The IIOP specification allows both the client and the server to shutdown a connection unilaterally. When one end is about to shutdown a connection, it should send a closeConnection message to the other end. It should also make sure that the message will reach the other end before it proceeds to shutdown the connection.
The client should distinguish between an orderly and an abnormal connection shutdown. When a client receives a closeConnection message before the connection is closed, the condition is an orderly shutdown. If the message is not received, the condition is an abnormal shutdown. In an abnormal shutdown, the ORB should raise a COMM_FAILURE exception whereas in an orderly shutdown, the ORB should not raise an exception and should try to re-establish a new connection transparently.
OmniORB2 implements this semantics completely. However, it is known that some ORBs are not (yet) able to distinguish between an orderly and an abnormal shutdown. Usually this is manifested as the client in these ORBs seeing a COMM_FAILURE occasionally when connected to an omniORB2 server. The workaround is either to catch the exception in the application code and retries or to turn off the idle connection shutdown inside the omniORB2 server.
OmniORB2 provides the hook to implement a connection acceptance policy. Inside the ORB runtime, a thread is dedicated to receive new connections. When the thread is given the handle of a new connection by the operating system, it calls the policy module to decide if the connection can be accepted. If the answer is yes, the ORB will start serving requests coming in from that connection. Otherwise, the connection is shutdown immediately.
There can be a number of policy module implementations. The basic one is a dummy module which just accepts every connection.
In addition, a host-based access control module is available on unix platforms. The module uses the IP address of the client to decide if the connection can be accepted. The module is implemented using tcp_wrappers 7.6. The access control policy can be defined as rules in two access control files: hosts.allow and hosts.deny. The syntax of the rules is described in the manual page hosts_access(5) which can be found in appendix A. The syntax defines a simple access control language that is based on client (host name/address, user name), and server (process name, host name/address) patterns. When searching for a match on the server process name, the ORB uses the value of omniORB::serverName. ORB_init uses the argument argv[0] to set the default value of this variable. This can be overridden by the application by passing the option: -ORBserverName <string> to ORB_init.
The default location of the access control files is /etc. This can be overridden by the extra options in omniORB.cfg. For instance:
# omniORB configuration file - extra options # GATEKEEPER_ALLOWFILE /project/omni/var/hosts.allow GATEKEEPER_DENYFILE /project/omni/var/hosts.deny
As each policy module is implemented as a separate library, the choice of policy module is determined at program linkage time.
For instance, if the host-based access control module is in use:
% eg1 -ORBtraceLevel 2 omniORB2 gateKeeper is tcpwrapGK 1.0 - based on tcp_wrappers_7.6 I said,"Hello!". The Object said,"Hello!"
Whereas if the dummy module is in use:
% eg1 -ORBtraceLevel 2 omniORB2 gateKeeper is not installed. All incoming are accepted. I said,"Hello!". The Object said,"Hello!"
####################
▸ WORK TO BE COMPLETED: Restate as a short list the paragraph of the omniORB2 excerpt above that begins "OmniORB2 provides the hook", keeping its main facts.

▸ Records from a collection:
####################
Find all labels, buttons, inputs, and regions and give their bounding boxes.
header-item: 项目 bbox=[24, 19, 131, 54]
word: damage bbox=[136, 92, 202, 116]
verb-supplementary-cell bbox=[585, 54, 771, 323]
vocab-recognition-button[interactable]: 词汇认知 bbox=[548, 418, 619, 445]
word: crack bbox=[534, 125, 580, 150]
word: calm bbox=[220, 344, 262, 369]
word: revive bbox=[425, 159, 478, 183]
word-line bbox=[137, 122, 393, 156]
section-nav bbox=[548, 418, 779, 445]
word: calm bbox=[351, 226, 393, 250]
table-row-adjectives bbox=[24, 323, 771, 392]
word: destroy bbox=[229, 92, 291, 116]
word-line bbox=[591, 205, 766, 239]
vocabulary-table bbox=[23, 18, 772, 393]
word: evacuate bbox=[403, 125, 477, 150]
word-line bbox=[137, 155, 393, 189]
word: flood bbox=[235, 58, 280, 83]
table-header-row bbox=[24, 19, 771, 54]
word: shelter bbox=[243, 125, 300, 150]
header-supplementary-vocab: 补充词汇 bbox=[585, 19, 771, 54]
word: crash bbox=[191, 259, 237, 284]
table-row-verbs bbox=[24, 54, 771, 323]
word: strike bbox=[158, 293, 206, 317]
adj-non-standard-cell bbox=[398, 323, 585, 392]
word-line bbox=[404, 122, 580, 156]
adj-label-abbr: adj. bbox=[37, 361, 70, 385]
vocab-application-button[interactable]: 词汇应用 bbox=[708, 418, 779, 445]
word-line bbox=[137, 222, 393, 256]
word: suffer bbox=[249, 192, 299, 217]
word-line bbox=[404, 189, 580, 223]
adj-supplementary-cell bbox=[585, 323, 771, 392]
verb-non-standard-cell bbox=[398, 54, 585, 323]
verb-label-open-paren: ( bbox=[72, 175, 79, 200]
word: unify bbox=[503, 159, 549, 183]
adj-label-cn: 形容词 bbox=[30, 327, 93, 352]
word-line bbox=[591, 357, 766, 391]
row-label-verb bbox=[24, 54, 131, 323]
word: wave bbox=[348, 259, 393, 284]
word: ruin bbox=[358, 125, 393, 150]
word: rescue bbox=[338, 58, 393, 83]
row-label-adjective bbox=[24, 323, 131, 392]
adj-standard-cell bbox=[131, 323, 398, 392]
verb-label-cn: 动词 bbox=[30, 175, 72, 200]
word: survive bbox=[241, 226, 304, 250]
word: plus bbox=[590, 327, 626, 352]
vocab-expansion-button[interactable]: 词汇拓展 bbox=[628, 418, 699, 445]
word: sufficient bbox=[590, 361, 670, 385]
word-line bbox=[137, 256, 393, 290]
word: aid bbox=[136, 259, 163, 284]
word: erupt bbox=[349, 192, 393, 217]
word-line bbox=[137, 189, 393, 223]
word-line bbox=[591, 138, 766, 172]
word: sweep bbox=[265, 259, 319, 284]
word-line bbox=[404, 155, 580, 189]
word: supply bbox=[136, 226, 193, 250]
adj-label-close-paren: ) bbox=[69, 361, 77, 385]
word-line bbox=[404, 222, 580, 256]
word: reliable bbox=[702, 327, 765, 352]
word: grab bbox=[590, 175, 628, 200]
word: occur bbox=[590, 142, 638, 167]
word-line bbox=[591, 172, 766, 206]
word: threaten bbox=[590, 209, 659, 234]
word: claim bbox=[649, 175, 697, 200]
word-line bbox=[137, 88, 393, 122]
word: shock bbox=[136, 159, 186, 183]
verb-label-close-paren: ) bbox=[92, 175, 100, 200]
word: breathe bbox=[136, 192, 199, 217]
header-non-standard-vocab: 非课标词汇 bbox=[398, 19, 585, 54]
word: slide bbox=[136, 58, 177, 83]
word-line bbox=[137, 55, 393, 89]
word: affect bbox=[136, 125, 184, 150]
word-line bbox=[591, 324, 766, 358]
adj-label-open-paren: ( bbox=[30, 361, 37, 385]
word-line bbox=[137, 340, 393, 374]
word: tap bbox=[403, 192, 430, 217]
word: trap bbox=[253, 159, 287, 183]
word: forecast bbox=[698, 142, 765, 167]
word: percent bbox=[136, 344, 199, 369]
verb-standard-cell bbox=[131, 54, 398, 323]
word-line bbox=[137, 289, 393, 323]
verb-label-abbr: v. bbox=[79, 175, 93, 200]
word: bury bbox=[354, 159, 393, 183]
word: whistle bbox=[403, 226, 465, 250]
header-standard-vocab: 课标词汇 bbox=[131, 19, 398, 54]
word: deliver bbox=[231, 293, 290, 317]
####################
▸ ANSWER FOR THE TASK:
- OmniORB2 provides a hook for implementing a connection acceptance policy.
- A dedicated thread inside the ORB runtime receives new connections.
- When the operating system gives that thread the handle of a new connection, the thread calls the policy module to decide whether to accept it.
- If the connection is accepted, the ORB starts serving requests that arrive on it.
- Otherwise, the connection is shut down immediately.